Records to process:
----------------------------------------

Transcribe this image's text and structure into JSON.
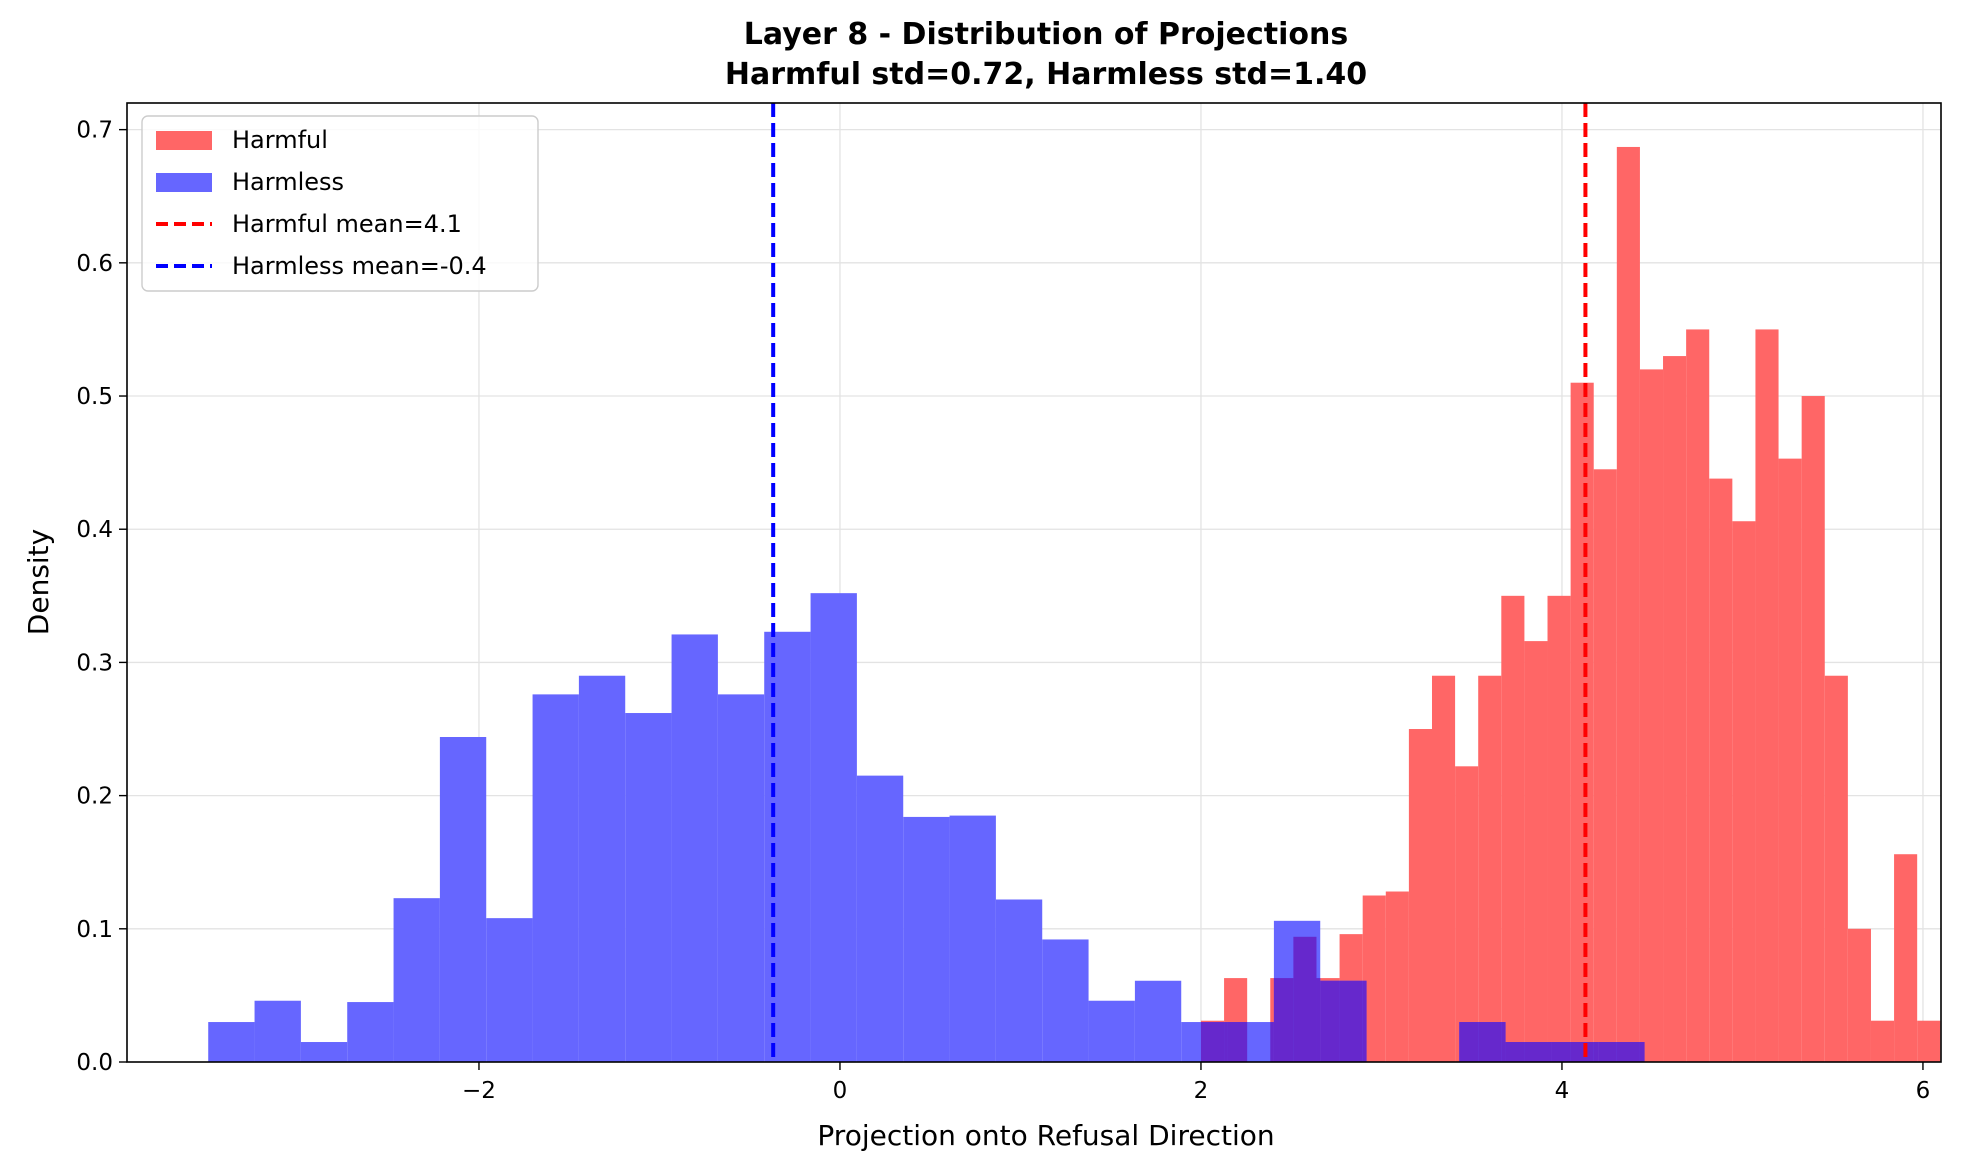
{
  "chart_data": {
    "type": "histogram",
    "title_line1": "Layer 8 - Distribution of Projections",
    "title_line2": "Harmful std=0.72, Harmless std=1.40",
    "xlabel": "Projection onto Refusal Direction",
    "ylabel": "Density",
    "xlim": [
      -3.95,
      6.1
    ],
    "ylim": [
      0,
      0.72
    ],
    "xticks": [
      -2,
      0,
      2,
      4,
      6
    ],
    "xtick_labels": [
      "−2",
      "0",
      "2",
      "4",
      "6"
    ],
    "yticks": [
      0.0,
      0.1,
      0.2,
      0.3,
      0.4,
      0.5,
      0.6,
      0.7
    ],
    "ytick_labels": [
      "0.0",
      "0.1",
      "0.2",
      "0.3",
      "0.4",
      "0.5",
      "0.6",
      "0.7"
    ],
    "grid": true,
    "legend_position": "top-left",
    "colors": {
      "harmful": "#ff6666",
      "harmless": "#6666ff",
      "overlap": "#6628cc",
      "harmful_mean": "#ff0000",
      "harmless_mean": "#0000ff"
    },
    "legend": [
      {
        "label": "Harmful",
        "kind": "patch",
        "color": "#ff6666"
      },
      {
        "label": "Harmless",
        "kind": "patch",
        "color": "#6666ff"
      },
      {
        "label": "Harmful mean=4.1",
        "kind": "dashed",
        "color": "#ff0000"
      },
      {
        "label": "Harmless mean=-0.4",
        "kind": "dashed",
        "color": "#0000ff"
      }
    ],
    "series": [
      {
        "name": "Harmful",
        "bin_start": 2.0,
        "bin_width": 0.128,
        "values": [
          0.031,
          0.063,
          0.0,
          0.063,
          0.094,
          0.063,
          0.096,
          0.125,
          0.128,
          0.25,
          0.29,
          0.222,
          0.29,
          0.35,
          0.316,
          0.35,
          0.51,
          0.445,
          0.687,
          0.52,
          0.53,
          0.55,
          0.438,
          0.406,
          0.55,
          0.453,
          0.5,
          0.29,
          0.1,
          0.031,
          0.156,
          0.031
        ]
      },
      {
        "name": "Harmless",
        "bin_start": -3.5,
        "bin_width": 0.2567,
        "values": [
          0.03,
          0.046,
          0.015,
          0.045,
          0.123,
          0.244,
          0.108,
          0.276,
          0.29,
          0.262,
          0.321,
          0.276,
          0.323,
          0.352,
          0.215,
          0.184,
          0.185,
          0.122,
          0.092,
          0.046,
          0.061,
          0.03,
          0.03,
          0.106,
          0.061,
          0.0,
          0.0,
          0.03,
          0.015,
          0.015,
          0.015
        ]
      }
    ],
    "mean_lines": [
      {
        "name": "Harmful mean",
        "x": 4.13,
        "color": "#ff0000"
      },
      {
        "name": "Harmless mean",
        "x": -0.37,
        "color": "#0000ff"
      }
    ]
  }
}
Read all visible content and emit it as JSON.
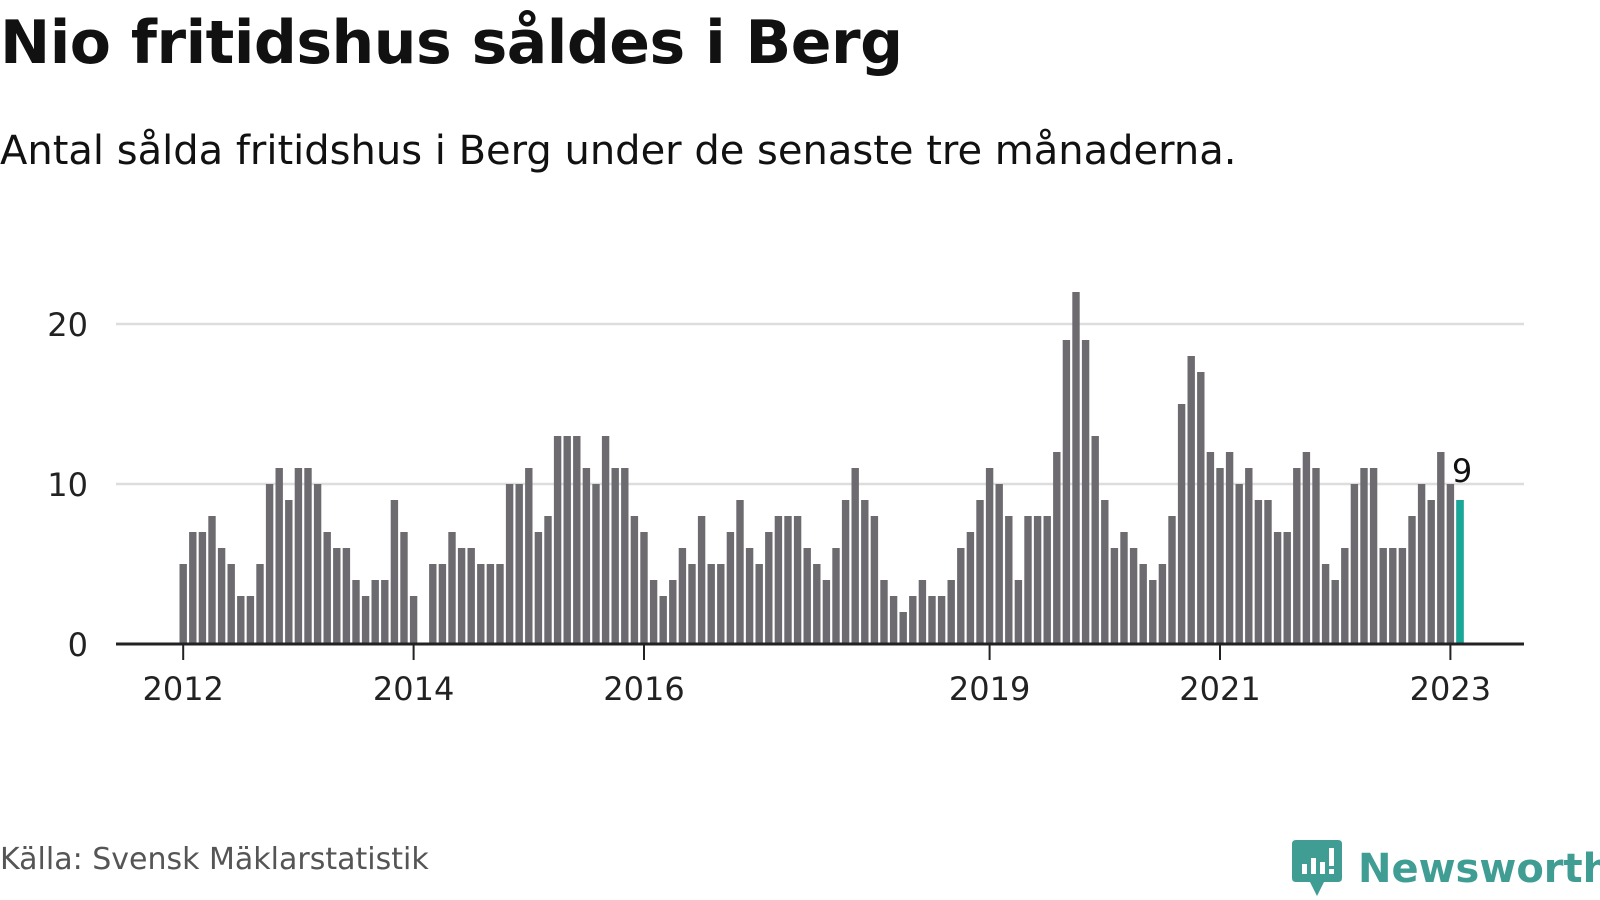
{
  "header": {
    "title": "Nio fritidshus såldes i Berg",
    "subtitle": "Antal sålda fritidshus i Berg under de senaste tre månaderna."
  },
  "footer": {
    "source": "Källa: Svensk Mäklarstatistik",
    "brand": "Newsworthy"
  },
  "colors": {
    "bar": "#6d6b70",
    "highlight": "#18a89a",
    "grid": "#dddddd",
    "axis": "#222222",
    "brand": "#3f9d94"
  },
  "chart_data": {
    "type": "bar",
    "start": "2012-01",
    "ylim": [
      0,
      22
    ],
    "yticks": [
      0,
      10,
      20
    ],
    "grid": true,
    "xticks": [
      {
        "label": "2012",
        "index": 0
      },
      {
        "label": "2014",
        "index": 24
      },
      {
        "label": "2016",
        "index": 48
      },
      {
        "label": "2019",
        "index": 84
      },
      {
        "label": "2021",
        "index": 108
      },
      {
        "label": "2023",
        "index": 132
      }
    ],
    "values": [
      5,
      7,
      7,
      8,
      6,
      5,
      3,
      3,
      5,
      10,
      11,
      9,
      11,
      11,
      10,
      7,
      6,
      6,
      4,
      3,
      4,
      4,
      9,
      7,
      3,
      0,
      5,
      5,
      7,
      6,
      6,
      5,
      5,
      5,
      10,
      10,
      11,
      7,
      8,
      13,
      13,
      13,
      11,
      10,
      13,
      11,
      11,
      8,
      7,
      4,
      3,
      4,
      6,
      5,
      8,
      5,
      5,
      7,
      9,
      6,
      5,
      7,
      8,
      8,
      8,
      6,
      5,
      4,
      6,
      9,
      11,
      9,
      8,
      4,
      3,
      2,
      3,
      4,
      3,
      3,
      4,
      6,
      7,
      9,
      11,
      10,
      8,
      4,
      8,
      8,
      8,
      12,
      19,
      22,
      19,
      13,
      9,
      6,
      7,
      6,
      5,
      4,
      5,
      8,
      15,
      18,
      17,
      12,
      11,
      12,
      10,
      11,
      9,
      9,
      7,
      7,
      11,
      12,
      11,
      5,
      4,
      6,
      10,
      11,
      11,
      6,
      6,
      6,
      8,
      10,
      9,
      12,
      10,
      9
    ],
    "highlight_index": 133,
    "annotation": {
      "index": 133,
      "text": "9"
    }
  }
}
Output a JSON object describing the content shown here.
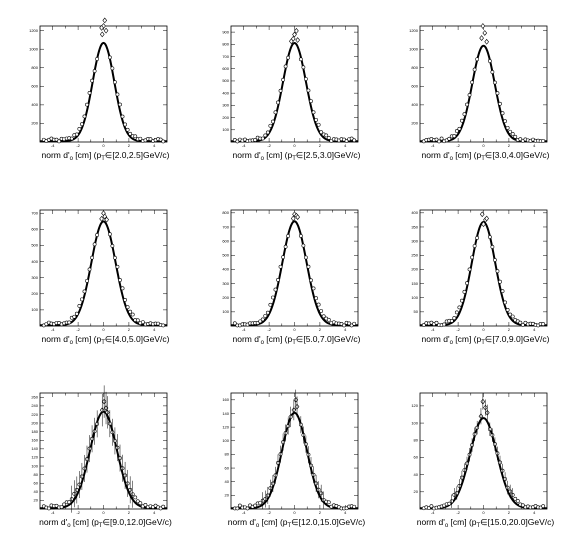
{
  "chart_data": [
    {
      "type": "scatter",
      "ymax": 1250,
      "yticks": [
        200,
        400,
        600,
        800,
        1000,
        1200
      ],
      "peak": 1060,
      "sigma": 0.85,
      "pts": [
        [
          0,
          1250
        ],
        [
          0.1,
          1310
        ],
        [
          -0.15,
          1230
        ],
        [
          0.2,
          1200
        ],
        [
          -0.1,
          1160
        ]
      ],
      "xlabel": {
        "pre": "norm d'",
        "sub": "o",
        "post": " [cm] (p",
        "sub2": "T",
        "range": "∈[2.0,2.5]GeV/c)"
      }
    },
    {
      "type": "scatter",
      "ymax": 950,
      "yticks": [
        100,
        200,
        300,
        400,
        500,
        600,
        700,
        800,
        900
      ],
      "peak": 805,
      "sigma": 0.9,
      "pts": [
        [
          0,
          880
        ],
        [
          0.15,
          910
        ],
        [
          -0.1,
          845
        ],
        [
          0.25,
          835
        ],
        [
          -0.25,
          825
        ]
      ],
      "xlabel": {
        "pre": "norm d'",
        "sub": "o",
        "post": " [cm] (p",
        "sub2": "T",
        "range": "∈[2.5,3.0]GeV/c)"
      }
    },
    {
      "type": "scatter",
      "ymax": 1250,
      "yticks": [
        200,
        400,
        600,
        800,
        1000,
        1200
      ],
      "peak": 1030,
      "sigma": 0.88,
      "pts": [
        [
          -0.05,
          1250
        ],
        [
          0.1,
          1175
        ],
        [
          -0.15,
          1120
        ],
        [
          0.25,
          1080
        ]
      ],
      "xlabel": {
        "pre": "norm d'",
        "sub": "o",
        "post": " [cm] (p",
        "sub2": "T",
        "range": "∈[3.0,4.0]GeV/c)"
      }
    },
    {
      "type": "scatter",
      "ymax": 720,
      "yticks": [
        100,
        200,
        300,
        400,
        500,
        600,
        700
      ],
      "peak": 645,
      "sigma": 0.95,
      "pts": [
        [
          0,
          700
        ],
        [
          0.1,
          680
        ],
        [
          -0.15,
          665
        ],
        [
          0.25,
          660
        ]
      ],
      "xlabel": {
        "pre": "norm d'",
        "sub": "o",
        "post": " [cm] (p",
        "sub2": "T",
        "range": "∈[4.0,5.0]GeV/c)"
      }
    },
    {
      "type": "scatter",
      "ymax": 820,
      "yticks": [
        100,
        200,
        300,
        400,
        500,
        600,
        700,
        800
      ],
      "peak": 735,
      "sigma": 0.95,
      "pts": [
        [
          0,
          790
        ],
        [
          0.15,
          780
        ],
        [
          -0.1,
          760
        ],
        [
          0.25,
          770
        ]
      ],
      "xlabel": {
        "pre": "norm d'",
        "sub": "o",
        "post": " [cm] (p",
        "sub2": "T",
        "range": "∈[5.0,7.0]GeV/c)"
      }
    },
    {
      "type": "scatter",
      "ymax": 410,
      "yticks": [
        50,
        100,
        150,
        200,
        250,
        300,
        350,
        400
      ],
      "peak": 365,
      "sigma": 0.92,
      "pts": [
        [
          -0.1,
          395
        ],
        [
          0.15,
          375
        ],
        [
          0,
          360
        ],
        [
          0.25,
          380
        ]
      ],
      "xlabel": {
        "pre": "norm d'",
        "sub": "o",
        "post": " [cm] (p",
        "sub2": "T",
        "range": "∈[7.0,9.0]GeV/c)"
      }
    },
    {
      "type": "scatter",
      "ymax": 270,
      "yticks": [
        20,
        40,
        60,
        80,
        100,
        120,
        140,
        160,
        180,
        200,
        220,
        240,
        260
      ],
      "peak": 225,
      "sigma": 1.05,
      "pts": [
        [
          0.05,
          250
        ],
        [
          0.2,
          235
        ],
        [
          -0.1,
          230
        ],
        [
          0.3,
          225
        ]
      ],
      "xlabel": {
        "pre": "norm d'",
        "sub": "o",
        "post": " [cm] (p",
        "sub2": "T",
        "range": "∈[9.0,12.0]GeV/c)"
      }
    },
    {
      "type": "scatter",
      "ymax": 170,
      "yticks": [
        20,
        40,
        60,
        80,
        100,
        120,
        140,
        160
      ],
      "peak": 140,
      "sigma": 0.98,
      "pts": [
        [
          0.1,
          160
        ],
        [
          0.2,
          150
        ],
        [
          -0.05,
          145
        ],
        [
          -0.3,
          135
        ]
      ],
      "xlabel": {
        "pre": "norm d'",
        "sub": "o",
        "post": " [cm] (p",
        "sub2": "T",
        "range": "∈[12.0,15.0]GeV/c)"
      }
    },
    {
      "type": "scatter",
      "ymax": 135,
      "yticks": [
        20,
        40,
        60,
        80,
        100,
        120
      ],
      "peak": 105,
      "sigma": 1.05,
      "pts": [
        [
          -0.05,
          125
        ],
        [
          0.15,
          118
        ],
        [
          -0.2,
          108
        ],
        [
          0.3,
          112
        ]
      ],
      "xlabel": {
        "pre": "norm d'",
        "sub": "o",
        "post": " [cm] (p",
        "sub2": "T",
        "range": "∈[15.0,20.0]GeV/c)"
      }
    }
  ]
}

----------------------------------------

Task statement: Copy every line above that holds the word "JSON".

Written response:
Transcribe this image's text and structure into JSON.
Read all visible content and emit it as JSON.
Output a JSON object describing the content shown here.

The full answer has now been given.